▶ [Job]: Wherever the word "理由是什么" turns up in a line of the entries, copy that line.

+++ Materials provided

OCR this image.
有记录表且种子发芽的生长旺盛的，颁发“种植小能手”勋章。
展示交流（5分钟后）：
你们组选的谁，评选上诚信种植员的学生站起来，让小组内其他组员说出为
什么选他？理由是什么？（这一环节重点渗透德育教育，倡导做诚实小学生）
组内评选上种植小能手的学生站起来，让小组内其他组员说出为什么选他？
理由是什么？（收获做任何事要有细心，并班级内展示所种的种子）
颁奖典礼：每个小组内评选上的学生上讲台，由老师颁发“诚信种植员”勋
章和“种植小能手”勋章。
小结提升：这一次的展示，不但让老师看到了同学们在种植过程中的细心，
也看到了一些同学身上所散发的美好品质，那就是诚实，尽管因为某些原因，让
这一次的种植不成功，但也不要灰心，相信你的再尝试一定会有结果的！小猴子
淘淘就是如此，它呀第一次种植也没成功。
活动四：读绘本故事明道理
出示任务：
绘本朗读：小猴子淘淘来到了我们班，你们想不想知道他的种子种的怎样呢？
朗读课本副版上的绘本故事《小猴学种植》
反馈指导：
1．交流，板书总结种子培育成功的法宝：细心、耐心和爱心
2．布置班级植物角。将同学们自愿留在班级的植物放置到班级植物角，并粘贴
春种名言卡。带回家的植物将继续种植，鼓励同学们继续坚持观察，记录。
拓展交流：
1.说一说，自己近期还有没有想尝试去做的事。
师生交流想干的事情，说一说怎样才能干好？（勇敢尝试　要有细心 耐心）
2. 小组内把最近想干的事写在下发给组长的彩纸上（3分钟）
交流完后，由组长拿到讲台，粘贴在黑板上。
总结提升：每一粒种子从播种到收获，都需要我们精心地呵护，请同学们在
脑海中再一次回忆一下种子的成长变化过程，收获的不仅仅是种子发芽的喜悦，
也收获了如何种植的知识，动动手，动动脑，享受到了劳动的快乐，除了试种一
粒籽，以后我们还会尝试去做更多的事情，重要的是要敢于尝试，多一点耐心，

++++++

▶ [Reply]:
什么选他？理由是什么？（这一环节重点渗透德育教育，倡导做诚实小学生）
理由是什么？（收获做任何事要有细心，并班级内展示所种的种子）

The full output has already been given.